### Provided entries

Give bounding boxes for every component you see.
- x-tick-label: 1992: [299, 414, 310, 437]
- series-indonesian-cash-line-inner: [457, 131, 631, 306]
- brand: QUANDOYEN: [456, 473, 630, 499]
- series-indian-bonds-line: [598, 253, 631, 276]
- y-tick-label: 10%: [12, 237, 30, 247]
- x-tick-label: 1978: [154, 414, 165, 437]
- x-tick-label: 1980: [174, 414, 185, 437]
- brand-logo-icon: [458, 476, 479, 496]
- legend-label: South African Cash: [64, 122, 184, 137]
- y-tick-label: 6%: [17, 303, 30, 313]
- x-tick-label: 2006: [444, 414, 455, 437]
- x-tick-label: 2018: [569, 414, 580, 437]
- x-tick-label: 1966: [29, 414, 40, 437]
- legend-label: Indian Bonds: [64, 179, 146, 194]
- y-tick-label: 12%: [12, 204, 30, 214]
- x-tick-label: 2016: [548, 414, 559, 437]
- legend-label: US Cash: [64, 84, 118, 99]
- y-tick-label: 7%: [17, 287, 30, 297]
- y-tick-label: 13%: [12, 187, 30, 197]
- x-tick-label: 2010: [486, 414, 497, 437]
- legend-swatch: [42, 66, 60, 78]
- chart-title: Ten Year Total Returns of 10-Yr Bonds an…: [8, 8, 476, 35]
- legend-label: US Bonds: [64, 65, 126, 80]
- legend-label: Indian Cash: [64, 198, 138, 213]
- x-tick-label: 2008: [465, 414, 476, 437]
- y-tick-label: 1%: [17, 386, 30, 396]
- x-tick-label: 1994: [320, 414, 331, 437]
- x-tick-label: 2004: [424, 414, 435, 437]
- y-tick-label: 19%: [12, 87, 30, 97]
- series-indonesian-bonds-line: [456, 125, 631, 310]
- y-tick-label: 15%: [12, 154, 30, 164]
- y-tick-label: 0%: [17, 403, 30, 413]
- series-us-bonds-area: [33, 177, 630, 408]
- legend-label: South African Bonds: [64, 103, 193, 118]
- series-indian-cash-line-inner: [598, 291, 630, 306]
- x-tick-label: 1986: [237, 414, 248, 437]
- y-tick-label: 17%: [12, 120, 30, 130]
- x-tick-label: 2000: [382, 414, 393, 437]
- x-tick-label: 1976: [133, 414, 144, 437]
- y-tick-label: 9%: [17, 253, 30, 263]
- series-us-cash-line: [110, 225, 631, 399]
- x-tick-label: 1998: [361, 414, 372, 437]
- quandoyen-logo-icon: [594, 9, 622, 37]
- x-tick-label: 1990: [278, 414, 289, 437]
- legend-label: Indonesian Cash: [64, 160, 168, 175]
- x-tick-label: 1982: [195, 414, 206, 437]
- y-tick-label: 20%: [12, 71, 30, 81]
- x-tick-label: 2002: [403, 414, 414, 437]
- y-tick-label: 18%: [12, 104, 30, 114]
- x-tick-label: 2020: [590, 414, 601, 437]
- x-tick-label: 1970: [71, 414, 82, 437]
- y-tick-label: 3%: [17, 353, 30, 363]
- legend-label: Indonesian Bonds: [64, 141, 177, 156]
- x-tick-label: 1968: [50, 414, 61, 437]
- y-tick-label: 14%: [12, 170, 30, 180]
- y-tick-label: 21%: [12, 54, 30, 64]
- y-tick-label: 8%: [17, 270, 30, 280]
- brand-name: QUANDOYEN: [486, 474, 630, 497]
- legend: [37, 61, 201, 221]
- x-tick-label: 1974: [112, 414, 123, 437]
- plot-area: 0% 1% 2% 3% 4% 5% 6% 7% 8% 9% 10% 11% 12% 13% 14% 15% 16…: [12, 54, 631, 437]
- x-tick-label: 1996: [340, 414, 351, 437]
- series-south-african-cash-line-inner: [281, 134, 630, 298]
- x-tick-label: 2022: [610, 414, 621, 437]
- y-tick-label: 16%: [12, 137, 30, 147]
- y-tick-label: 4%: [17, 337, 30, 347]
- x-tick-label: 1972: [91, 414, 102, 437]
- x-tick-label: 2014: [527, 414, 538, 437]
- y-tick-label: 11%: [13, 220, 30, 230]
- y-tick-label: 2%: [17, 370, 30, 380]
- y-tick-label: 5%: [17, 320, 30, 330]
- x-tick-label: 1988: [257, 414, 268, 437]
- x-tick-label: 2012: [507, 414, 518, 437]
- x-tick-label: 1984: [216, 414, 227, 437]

### Exercise description
Lay out every line of the records above as a JSON list of strings, with one string per line and no blank lines.

### Written answer
[
  "Give bounding boxes for every component you see.",
  "- x-tick-label: 1992: [299, 414, 310, 437]",
  "- series-indonesian-cash-line-inner: [457, 131, 631, 306]",
  "- brand: QUANDOYEN: [456, 473, 630, 499]",
  "- series-indian-bonds-line: [598, 253, 631, 276]",
  "- y-tick-label: 10%: [12, 237, 30, 247]",
  "- x-tick-label: 1978: [154, 414, 165, 437]",
  "- x-tick-label: 1980: [174, 414, 185, 437]",
  "- brand-logo-icon: [458, 476, 479, 496]",
  "- legend-label: South African Cash: [64, 122, 184, 137]",
  "- y-tick-label: 6%: [17, 303, 30, 313]",
  "- x-tick-label: 2006: [444, 414, 455, 437]",
  "- x-tick-label: 2018: [569, 414, 580, 437]",
  "- x-tick-label: 1966: [29, 414, 40, 437]",
  "- legend-label: Indian Bonds: [64, 179, 146, 194]",
  "- y-tick-label: 12%: [12, 204, 30, 214]",
  "- x-tick-label: 2016: [548, 414, 559, 437]",
  "- legend-label: US Cash: [64, 84, 118, 99]",
  "- y-tick-label: 7%: [17, 287, 30, 297]",
  "- y-tick-label: 13%: [12, 187, 30, 197]",
  "- x-tick-label: 2010: [486, 414, 497, 437]",
  "- legend-swatch: [42, 66, 60, 78]",
  "- chart-title: Ten Year Total Returns of 10-Yr Bonds an…: [8, 8, 476, 35]",
  "- legend-label: US Bonds: [64, 65, 126, 80]",
  "- legend-label: Indian Cash: [64, 198, 138, 213]",
  "- x-tick-label: 2008: [465, 414, 476, 437]",
  "- y-tick-label: 1%: [17, 386, 30, 396]",
  "- x-tick-label: 1994: [320, 414, 331, 437]",
  "- x-tick-label: 2004: [424, 414, 435, 437]",
  "- y-tick-label: 19%: [12, 87, 30, 97]",
  "- series-indonesian-bonds-line: [456, 125, 631, 310]",
  "- y-tick-label: 15%: [12, 154, 30, 164]",
  "- y-tick-label: 0%: [17, 403, 30, 413]",
  "- series-us-bonds-area: [33, 177, 630, 408]",
  "- legend-label: South African Bonds: [64, 103, 193, 118]",
  "- series-indian-cash-line-inner: [598, 291, 630, 306]",
  "- x-tick-label: 1986: [237, 414, 248, 437]",
  "- y-tick-label: 17%: [12, 120, 30, 130]",
  "- x-tick-label: 2000: [382, 414, 393, 437]",
  "- x-tick-label: 1976: [133, 414, 144, 437]",
  "- y-tick-label: 9%: [17, 253, 30, 263]",
  "- series-us-cash-line: [110, 225, 631, 399]",
  "- x-tick-label: 1998: [361, 414, 372, 437]",
  "- quandoyen-logo-icon: [594, 9, 622, 37]",
  "- x-tick-label: 1990: [278, 414, 289, 437]",
  "- legend-label: Indonesian Cash: [64, 160, 168, 175]",
  "- x-tick-label: 1982: [195, 414, 206, 437]",
  "- y-tick-label: 20%: [12, 71, 30, 81]",
  "- x-tick-label: 2002: [403, 414, 414, 437]",
  "- y-tick-label: 18%: [12, 104, 30, 114]",
  "- x-tick-label: 2020: [590, 414, 601, 437]",
  "- x-tick-label: 1970: [71, 414, 82, 437]",
  "- y-tick-label: 3%: [17, 353, 30, 363]",
  "- legend-label: Indonesian Bonds: [64, 141, 177, 156]",
  "- x-tick-label: 1968: [50, 414, 61, 437]",
  "- y-tick-label: 14%: [12, 170, 30, 180]",
  "- y-tick-label: 21%: [12, 54, 30, 64]",
  "- y-tick-label: 8%: [17, 270, 30, 280]",
  "- brand-name: QUANDOYEN: [486, 474, 630, 497]",
  "- legend: [37, 61, 201, 221]",
  "- x-tick-label: 1974: [112, 414, 123, 437]",
  "- plot-area: 0% 1% 2% 3% 4% 5% 6% 7% 8% 9% 10% 11% 12% 13% 14% 15% 16…: [12, 54, 631, 437]",
  "- x-tick-label: 1996: [340, 414, 351, 437]",
  "- series-south-african-cash-line-inner: [281, 134, 630, 298]",
  "- x-tick-label: 2022: [610, 414, 621, 437]",
  "- y-tick-label: 16%: [12, 137, 30, 147]",
  "- y-tick-label: 4%: [17, 337, 30, 347]",
  "- x-tick-label: 1972: [91, 414, 102, 437]",
  "- x-tick-label: 2014: [527, 414, 538, 437]",
  "- y-tick-label: 11%: [13, 220, 30, 230]",
  "- y-tick-label: 2%: [17, 370, 30, 380]",
  "- y-tick-label: 5%: [17, 320, 30, 330]",
  "- x-tick-label: 1988: [257, 414, 268, 437]",
  "- x-tick-label: 2012: [507, 414, 518, 437]",
  "- x-tick-label: 1984: [216, 414, 227, 437]"
]